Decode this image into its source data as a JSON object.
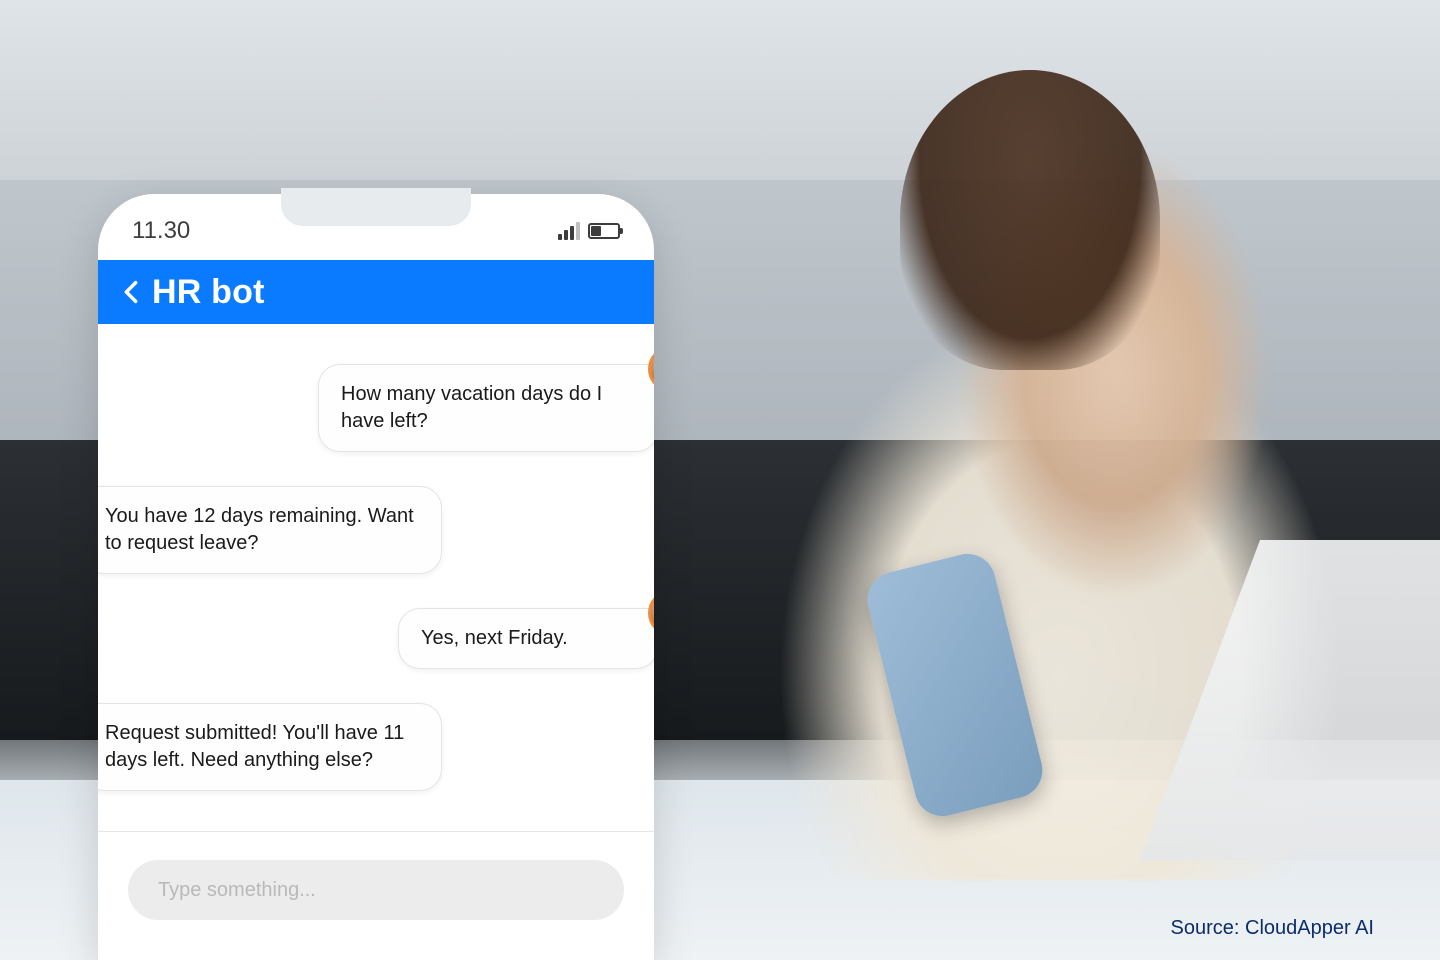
{
  "statusbar": {
    "time": "11.30",
    "signal_icon": "signal-icon",
    "battery_icon": "battery-icon"
  },
  "header": {
    "title": "HR bot",
    "back_icon": "chevron-left-icon"
  },
  "chat": {
    "messages": [
      {
        "role": "user",
        "text": "How many vacation days do I have left?"
      },
      {
        "role": "bot",
        "text": "You have 12 days remaining. Want to request leave?"
      },
      {
        "role": "user",
        "text": "Yes, next Friday."
      },
      {
        "role": "bot",
        "text": "Request submitted! You'll have 11 days left. Need anything else?"
      }
    ],
    "input_placeholder": "Type something..."
  },
  "avatars": {
    "user_icon": "user-avatar",
    "bot_icon": "chatbot-icon"
  },
  "credit": "Source: CloudApper AI",
  "colors": {
    "header_bg": "#0a7bff",
    "bot_avatar_bg": "#e23e12"
  }
}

* **GIVEN INSTRUCTION**
Give back the entries verbatim. Do not include any picture.

* **SOLVED EXERCISE**
Decode this image into its source data as a JSON object.
{
  "statusbar": {
    "time": "11.30",
    "signal_icon": "signal-icon",
    "battery_icon": "battery-icon"
  },
  "header": {
    "title": "HR bot",
    "back_icon": "chevron-left-icon"
  },
  "chat": {
    "messages": [
      {
        "role": "user",
        "text": "How many vacation days do I have left?"
      },
      {
        "role": "bot",
        "text": "You have 12 days remaining. Want to request leave?"
      },
      {
        "role": "user",
        "text": "Yes, next Friday."
      },
      {
        "role": "bot",
        "text": "Request submitted! You'll have 11 days left. Need anything else?"
      }
    ],
    "input_placeholder": "Type something..."
  },
  "avatars": {
    "user_icon": "user-avatar",
    "bot_icon": "chatbot-icon"
  },
  "credit": "Source: CloudApper AI",
  "colors": {
    "header_bg": "#0a7bff",
    "bot_avatar_bg": "#e23e12"
  }
}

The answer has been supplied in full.